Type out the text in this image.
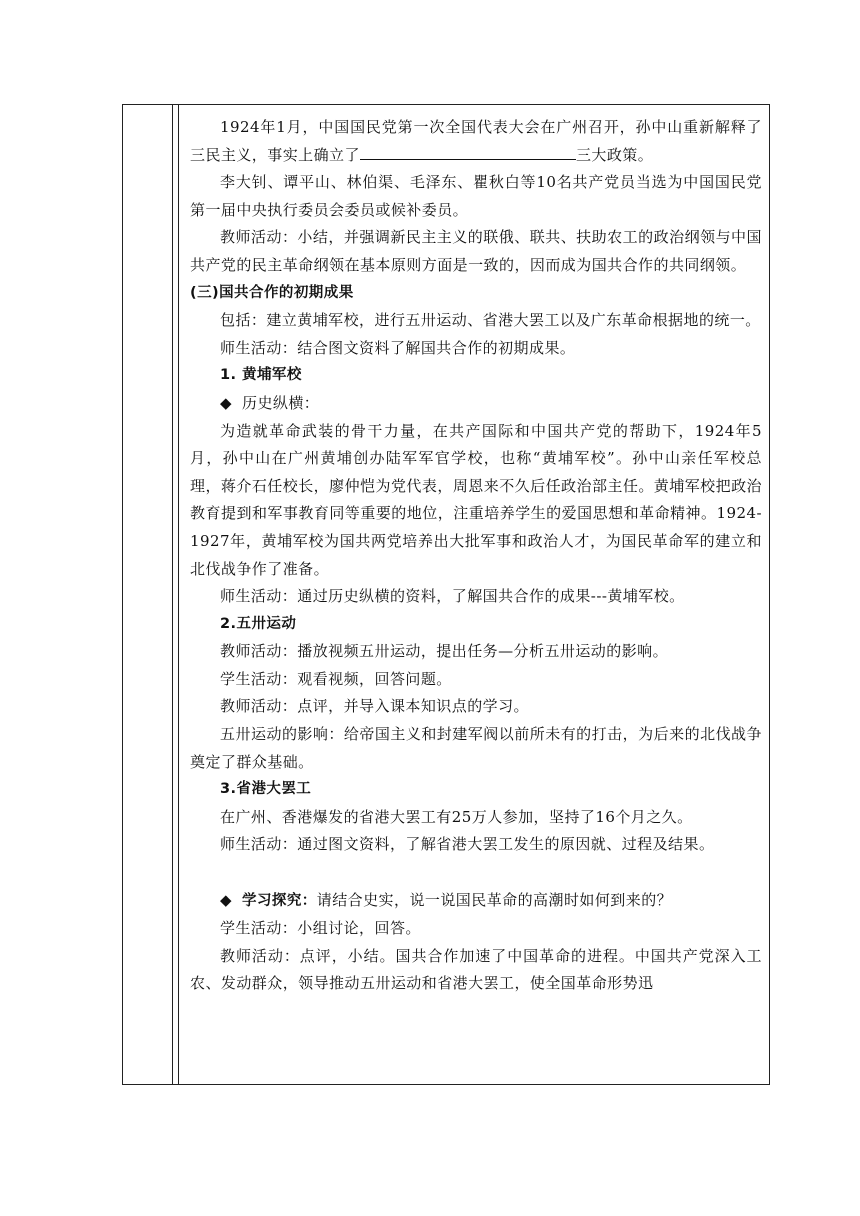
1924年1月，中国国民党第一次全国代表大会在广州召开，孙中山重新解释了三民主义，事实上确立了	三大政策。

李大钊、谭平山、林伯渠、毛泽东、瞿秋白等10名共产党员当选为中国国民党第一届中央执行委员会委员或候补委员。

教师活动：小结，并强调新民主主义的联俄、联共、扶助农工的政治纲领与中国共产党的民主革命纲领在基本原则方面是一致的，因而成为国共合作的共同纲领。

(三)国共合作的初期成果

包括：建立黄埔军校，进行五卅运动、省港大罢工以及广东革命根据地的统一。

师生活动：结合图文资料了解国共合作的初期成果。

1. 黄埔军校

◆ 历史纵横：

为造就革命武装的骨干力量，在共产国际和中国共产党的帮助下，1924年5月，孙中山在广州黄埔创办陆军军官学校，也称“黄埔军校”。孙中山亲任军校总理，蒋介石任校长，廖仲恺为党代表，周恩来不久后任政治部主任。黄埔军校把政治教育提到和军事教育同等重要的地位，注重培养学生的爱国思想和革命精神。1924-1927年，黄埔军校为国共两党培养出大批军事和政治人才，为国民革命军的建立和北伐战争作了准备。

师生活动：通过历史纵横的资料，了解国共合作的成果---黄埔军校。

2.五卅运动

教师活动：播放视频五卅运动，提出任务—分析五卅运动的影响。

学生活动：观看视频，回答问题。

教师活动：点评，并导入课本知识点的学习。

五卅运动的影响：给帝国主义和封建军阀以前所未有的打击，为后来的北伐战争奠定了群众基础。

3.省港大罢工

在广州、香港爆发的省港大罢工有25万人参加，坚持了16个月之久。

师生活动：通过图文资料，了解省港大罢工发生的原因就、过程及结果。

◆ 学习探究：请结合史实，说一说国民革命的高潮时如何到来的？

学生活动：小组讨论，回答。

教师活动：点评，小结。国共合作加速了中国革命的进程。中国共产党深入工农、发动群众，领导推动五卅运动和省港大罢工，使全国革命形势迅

__________

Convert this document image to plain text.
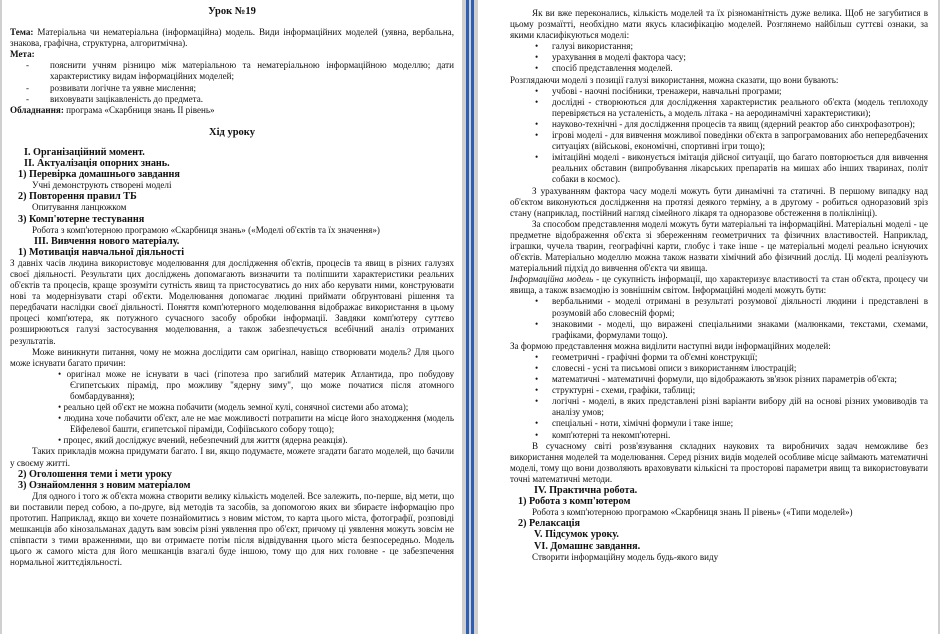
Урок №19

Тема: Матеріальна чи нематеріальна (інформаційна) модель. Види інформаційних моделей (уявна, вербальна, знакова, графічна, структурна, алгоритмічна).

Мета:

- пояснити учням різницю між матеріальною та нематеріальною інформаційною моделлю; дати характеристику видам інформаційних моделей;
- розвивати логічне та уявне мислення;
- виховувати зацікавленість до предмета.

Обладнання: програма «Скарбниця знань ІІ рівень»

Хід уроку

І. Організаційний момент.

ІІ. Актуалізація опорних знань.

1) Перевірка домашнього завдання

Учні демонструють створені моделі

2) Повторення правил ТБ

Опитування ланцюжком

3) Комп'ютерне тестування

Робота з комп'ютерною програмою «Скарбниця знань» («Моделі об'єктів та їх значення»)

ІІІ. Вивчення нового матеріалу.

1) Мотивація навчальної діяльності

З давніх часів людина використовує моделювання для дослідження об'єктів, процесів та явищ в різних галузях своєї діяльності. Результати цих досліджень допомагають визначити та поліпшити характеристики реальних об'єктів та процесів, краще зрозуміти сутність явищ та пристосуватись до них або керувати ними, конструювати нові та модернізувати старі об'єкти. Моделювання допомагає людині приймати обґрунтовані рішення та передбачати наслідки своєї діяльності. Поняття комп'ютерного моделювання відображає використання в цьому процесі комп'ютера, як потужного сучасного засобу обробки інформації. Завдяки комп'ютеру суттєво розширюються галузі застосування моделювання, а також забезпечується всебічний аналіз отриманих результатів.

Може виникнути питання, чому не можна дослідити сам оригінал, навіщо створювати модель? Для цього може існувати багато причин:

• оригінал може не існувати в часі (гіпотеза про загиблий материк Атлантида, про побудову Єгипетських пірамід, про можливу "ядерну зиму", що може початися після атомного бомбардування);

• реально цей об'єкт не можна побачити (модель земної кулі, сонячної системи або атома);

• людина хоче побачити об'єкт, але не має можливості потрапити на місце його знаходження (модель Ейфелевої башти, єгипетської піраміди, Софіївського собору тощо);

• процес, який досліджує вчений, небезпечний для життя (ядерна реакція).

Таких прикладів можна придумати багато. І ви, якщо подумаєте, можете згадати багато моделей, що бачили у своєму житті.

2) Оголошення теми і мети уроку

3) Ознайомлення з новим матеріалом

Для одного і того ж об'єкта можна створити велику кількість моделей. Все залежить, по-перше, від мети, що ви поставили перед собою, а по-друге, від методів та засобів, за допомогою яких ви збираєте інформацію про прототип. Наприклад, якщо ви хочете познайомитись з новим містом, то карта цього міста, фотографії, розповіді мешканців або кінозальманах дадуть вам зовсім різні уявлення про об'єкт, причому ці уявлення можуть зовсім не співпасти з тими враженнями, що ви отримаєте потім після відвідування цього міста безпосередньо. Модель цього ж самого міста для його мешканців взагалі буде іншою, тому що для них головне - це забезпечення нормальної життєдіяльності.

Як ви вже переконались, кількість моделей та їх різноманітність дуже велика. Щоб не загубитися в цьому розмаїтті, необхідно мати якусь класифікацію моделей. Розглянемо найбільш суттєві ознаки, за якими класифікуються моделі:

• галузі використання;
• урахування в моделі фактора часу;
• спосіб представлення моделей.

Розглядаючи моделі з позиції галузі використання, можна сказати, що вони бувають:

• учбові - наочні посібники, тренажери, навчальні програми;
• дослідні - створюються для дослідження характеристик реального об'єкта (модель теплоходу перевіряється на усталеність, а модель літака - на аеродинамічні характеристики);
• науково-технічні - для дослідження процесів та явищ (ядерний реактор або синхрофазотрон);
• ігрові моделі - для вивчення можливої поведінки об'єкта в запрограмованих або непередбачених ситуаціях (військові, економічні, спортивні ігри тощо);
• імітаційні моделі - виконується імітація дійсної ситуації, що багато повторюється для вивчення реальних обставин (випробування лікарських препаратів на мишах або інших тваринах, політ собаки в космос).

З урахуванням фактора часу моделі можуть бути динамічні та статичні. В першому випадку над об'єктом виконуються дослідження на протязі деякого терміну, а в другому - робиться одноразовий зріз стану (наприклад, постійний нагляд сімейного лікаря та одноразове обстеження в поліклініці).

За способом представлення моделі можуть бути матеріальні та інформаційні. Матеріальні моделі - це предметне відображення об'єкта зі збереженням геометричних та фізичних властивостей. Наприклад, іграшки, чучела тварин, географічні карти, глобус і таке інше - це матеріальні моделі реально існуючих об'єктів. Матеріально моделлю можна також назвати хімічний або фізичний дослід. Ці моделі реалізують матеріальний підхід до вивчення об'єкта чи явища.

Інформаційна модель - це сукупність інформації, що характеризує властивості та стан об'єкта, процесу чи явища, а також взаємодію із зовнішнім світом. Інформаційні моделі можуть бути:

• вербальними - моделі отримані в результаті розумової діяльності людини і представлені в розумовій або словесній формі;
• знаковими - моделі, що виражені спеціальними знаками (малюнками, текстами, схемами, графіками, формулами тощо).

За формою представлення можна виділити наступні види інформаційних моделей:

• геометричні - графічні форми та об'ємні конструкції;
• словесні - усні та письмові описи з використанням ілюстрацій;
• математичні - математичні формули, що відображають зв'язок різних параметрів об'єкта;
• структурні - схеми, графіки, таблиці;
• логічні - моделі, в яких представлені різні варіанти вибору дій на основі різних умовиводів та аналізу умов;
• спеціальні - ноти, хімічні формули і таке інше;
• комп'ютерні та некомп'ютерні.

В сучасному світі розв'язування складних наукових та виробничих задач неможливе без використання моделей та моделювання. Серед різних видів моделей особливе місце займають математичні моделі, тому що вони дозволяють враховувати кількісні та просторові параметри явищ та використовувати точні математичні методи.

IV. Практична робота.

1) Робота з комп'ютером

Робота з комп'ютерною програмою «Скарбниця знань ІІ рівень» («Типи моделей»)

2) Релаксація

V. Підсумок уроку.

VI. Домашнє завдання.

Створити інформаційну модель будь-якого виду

__________

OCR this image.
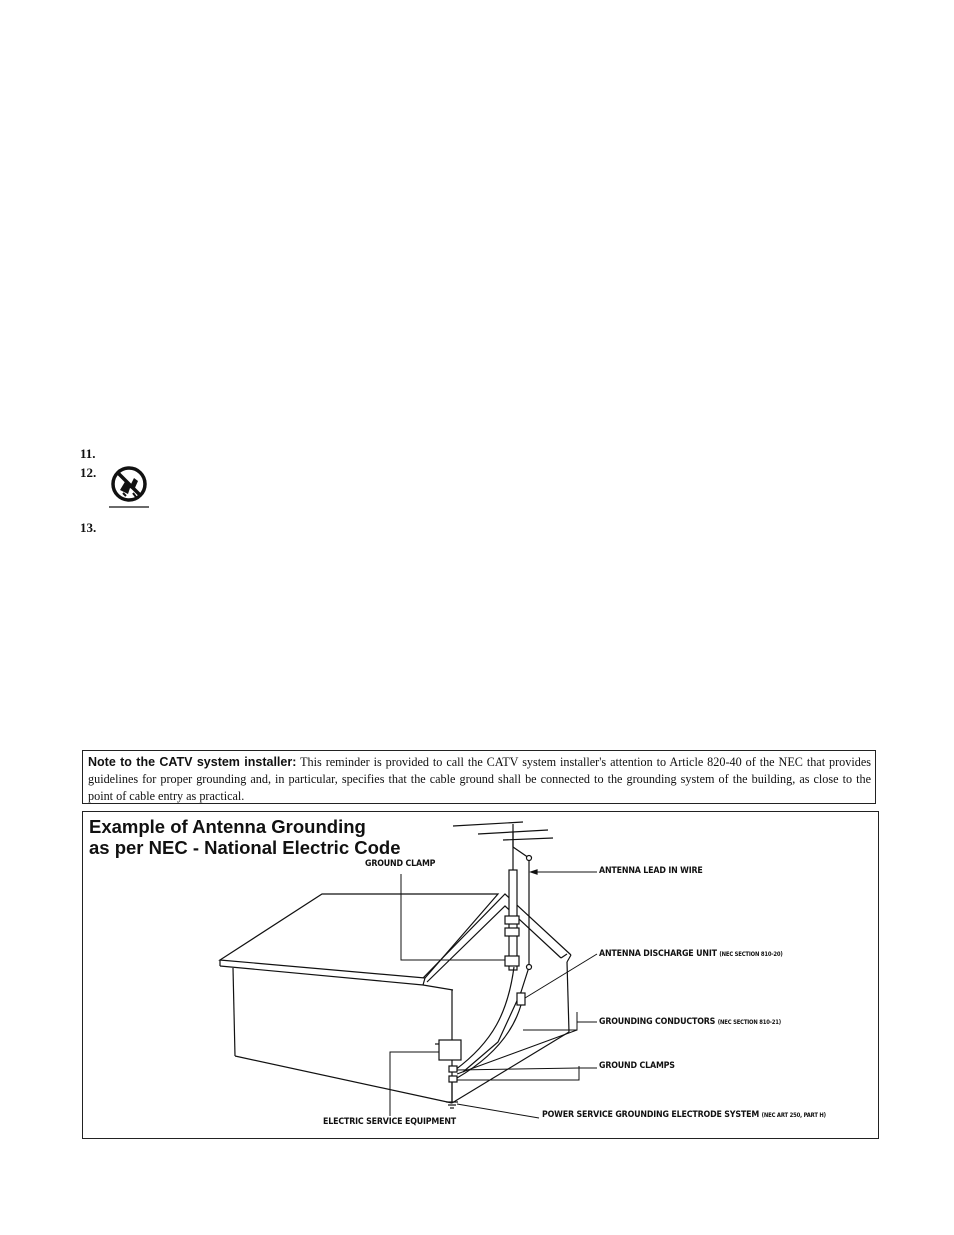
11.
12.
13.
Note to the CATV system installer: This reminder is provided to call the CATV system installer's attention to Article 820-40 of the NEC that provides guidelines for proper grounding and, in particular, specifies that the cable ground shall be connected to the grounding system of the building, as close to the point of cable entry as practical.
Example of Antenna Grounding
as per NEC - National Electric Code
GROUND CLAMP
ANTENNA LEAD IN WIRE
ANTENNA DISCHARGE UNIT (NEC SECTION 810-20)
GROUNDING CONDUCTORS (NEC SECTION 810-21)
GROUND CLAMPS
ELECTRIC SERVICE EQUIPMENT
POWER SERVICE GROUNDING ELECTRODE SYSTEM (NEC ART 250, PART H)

__________

**Task details**
Check each line of the entries above for the word "SECTION". List the ones that have it.

**Answer to this exercise**
ANTENNA DISCHARGE UNIT (NEC SECTION 810-20)
GROUNDING CONDUCTORS (NEC SECTION 810-21)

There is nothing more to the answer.